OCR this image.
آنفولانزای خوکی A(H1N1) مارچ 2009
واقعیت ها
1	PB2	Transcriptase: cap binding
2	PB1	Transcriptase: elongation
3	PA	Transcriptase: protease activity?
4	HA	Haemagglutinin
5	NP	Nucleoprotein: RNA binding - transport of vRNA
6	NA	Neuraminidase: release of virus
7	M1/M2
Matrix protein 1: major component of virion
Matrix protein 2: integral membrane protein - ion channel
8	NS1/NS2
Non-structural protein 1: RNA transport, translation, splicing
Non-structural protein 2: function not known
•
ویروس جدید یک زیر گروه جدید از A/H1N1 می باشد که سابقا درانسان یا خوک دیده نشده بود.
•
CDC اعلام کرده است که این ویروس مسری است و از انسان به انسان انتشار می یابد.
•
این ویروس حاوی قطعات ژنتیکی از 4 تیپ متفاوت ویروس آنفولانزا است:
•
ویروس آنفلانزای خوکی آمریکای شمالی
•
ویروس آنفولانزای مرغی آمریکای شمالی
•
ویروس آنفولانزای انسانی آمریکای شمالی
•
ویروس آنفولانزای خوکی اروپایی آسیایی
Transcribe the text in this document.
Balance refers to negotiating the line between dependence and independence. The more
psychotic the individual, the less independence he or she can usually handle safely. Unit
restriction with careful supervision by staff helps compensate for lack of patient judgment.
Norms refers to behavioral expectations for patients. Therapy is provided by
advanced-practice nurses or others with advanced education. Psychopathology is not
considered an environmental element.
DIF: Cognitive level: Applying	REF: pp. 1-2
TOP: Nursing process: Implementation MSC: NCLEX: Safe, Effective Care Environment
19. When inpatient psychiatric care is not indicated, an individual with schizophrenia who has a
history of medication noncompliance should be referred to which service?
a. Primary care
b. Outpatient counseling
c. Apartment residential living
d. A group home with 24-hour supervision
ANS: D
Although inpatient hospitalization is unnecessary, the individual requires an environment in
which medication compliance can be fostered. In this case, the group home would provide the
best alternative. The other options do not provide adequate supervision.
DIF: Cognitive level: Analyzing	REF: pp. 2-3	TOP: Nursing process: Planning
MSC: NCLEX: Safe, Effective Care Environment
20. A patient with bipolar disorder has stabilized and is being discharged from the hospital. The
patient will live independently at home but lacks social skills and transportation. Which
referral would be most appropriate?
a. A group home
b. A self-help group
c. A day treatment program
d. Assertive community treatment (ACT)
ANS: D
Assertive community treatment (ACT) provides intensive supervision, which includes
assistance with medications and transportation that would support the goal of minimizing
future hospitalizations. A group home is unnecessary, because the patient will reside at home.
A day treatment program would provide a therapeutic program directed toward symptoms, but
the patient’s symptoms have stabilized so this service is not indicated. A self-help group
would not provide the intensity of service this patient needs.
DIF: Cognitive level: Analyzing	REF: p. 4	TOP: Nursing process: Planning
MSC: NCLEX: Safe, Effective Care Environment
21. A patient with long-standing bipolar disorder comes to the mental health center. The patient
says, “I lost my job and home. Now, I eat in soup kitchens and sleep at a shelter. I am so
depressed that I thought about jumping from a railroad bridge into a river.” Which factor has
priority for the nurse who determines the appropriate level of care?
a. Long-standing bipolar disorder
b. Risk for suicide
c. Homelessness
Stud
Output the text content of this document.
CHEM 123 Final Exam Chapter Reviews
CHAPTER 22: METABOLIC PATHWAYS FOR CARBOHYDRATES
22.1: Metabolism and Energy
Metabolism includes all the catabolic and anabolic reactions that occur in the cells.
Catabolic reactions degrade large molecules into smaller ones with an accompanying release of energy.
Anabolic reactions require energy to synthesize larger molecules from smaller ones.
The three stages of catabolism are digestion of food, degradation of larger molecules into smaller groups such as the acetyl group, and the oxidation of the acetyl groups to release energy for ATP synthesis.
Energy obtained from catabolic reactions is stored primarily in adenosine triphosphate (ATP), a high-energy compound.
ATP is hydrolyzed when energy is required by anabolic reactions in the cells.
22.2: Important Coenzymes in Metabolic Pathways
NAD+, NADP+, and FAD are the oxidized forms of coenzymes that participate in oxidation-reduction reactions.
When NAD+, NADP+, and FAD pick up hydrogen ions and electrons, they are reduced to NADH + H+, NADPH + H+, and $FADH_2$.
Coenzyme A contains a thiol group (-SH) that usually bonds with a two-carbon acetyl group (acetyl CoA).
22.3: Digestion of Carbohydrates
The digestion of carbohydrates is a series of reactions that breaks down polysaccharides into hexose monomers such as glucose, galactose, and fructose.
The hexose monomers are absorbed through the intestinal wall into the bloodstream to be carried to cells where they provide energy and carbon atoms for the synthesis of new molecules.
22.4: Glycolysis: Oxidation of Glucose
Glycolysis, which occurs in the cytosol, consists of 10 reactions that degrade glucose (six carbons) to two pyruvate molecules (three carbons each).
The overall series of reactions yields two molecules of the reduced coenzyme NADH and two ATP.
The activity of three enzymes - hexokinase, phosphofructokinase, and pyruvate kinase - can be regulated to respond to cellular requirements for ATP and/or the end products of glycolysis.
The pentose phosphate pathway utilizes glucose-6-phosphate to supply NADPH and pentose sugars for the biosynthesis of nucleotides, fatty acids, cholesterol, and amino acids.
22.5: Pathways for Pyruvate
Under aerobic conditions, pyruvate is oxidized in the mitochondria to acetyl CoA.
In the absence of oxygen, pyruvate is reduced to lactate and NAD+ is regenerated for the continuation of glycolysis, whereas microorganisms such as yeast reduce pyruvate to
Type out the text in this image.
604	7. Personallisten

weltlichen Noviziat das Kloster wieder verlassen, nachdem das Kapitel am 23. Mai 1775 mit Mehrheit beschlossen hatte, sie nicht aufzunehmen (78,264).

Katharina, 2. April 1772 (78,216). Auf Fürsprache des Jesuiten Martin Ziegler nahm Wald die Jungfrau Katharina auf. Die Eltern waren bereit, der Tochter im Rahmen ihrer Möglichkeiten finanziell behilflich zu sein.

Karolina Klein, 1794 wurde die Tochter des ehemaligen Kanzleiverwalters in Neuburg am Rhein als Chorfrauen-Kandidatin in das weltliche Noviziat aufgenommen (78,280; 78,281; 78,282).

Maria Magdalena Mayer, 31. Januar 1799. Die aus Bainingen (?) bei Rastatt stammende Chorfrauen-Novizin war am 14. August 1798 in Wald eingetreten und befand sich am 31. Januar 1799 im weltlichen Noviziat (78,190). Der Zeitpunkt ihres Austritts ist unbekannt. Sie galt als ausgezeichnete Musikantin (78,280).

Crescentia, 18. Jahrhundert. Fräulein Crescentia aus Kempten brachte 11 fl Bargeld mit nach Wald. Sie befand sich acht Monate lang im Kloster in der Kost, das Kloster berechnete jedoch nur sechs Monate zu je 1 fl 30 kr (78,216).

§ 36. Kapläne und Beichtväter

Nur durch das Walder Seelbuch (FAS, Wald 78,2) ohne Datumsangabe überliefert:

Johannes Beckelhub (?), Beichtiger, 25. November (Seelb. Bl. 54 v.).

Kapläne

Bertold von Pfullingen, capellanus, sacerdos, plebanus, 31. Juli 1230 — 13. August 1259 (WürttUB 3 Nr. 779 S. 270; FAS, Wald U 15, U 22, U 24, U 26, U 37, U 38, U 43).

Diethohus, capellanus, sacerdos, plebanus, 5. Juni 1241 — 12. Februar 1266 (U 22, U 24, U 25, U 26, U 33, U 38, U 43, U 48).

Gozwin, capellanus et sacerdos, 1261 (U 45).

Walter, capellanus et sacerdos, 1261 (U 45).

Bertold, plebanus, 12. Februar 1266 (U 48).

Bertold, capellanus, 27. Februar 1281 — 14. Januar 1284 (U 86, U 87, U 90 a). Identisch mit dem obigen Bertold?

* _WHAT TO WORK ON_
Each line in the data that holds the word "Tochter" must be copied.

* _EXERCISE RESULT_
Katharina, 2. April 1772 (78,216). Auf Fürsprache des Jesuiten Martin Ziegler nahm Wald die Jungfrau Katharina auf. Die Eltern waren bereit, der Tochter im Rahmen ihrer Möglichkeiten finanziell behilflich zu sein.
Karolina Klein, 1794 wurde die Tochter des ehemaligen Kanzleiverwalters in Neuburg am Rhein als Chorfrauen-Kandidatin in das weltliche Noviziat aufgenommen (78,280; 78,281; 78,282).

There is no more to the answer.